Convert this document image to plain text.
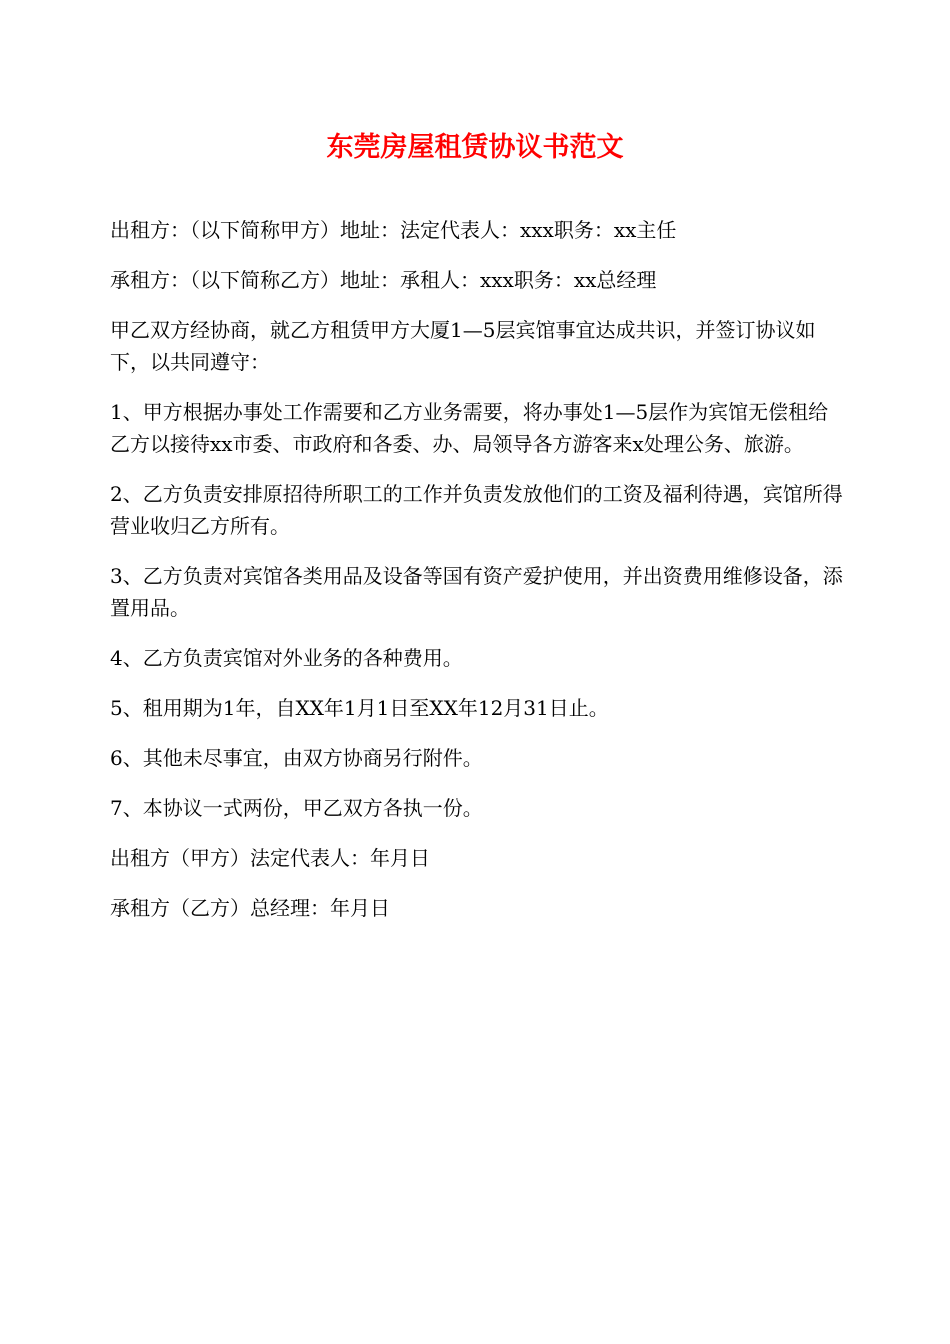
东莞房屋租赁协议书范文

出租方：（以下简称甲方）地址：法定代表人：xxx职务：xx主任

承租方：（以下简称乙方）地址：承租人：xxx职务：xx总经理

甲乙双方经协商，就乙方租赁甲方大厦1—5层宾馆事宜达成共识，并签订协议如下，以共同遵守：

1、甲方根据办事处工作需要和乙方业务需要，将办事处1—5层作为宾馆无偿租给乙方以接待xx市委、市政府和各委、办、局领导各方游客来x处理公务、旅游。

2、乙方负责安排原招待所职工的工作并负责发放他们的工资及福利待遇，宾馆所得营业收归乙方所有。

3、乙方负责对宾馆各类用品及设备等国有资产爱护使用，并出资费用维修设备，添置用品。

4、乙方负责宾馆对外业务的各种费用。

5、租用期为1年，自XX年1月1日至XX年12月31日止。

6、其他未尽事宜，由双方协商另行附件。

7、本协议一式两份，甲乙双方各执一份。

出租方（甲方）法定代表人：年月日

承租方（乙方）总经理：年月日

————

Requirements »
Give back the whole listing as it stands, minus its pictures.

Task response »
Convert this document image to plain text.
东莞房屋租赁协议书范文

出租方：（以下简称甲方）地址：法定代表人：xxx职务：xx主任

承租方：（以下简称乙方）地址：承租人：xxx职务：xx总经理

甲乙双方经协商，就乙方租赁甲方大厦1—5层宾馆事宜达成共识，并签订协议如下，以共同遵守：

1、甲方根据办事处工作需要和乙方业务需要，将办事处1—5层作为宾馆无偿租给乙方以接待xx市委、市政府和各委、办、局领导各方游客来x处理公务、旅游。

2、乙方负责安排原招待所职工的工作并负责发放他们的工资及福利待遇，宾馆所得营业收归乙方所有。

3、乙方负责对宾馆各类用品及设备等国有资产爱护使用，并出资费用维修设备，添置用品。

4、乙方负责宾馆对外业务的各种费用。

5、租用期为1年，自XX年1月1日至XX年12月31日止。

6、其他未尽事宜，由双方协商另行附件。

7、本协议一式两份，甲乙双方各执一份。

出租方（甲方）法定代表人：年月日

承租方（乙方）总经理：年月日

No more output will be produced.